THE TASK: Extract every line of the material below and reproduce it faithfully.
··· DATASET EXCERPTS ···
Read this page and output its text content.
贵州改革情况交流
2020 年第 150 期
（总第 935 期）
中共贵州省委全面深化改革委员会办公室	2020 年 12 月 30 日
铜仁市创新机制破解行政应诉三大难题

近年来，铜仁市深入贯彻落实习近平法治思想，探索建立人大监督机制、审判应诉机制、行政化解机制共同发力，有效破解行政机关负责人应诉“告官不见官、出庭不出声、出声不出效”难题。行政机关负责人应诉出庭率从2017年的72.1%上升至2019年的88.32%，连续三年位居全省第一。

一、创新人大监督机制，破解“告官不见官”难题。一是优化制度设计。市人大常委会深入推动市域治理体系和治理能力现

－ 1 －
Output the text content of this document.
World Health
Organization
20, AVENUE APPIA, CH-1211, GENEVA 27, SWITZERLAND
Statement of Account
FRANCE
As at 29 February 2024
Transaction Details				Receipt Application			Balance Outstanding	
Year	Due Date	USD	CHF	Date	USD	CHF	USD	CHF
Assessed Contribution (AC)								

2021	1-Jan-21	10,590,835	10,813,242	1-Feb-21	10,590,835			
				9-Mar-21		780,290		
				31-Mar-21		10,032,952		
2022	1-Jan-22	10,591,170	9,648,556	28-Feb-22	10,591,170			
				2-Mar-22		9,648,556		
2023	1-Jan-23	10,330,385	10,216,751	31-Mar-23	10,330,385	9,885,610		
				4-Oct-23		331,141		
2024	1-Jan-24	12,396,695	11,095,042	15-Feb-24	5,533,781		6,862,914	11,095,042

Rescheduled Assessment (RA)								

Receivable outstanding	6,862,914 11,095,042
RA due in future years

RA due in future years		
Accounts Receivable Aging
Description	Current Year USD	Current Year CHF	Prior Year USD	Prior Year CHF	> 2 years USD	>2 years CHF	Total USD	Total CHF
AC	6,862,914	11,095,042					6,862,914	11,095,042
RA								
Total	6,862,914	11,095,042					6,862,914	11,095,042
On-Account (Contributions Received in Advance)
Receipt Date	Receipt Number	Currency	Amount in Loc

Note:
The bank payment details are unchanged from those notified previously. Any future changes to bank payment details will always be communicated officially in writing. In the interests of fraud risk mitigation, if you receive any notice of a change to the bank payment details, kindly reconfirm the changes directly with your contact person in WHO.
···
EXERCISE RESULT:
Read this page and output its text content.
贵州改革情况交流
2020 年第 150 期
（总第 935 期）
中共贵州省委全面深化改革委员会办公室	2020 年 12 月 30 日
铜仁市创新机制破解行政应诉三大难题

近年来，铜仁市深入贯彻落实习近平法治思想，探索建立人大监督机制、审判应诉机制、行政化解机制共同发力，有效破解行政机关负责人应诉“告官不见官、出庭不出声、出声不出效”难题。行政机关负责人应诉出庭率从2017年的72.1%上升至2019年的88.32%，连续三年位居全省第一。

一、创新人大监督机制，破解“告官不见官”难题。一是优化制度设计。市人大常委会深入推动市域治理体系和治理能力现

－ 1 －
Output the text content of this document.
World Health
Organization
20, AVENUE APPIA, CH-1211, GENEVA 27, SWITZERLAND
Statement of Account
FRANCE
As at 29 February 2024
Transaction Details				Receipt Application			Balance Outstanding	
Year	Due Date	USD	CHF	Date	USD	CHF	USD	CHF
Assessed Contribution (AC)								

2021	1-Jan-21	10,590,835	10,813,242	1-Feb-21	10,590,835			
				9-Mar-21		780,290		
				31-Mar-21		10,032,952		
2022	1-Jan-22	10,591,170	9,648,556	28-Feb-22	10,591,170			
				2-Mar-22		9,648,556		
2023	1-Jan-23	10,330,385	10,216,751	31-Mar-23	10,330,385	9,885,610		
				4-Oct-23		331,141		
2024	1-Jan-24	12,396,695	11,095,042	15-Feb-24	5,533,781		6,862,914	11,095,042

Rescheduled Assessment (RA)								

Receivable outstanding	6,862,914 11,095,042
RA due in future years

RA due in future years		
Accounts Receivable Aging
Description	Current Year USD	Current Year CHF	Prior Year USD	Prior Year CHF	> 2 years USD	>2 years CHF	Total USD	Total CHF
AC	6,862,914	11,095,042					6,862,914	11,095,042
RA								
Total	6,862,914	11,095,042					6,862,914	11,095,042
On-Account (Contributions Received in Advance)
Receipt Date	Receipt Number	Currency	Amount in Loc

Note:
The bank payment details are unchanged from those notified previously. Any future changes to bank payment details will always be communicated officially in writing. In the interests of fraud risk mitigation, if you receive any notice of a change to the bank payment details, kindly reconfirm the changes directly with your contact person in WHO.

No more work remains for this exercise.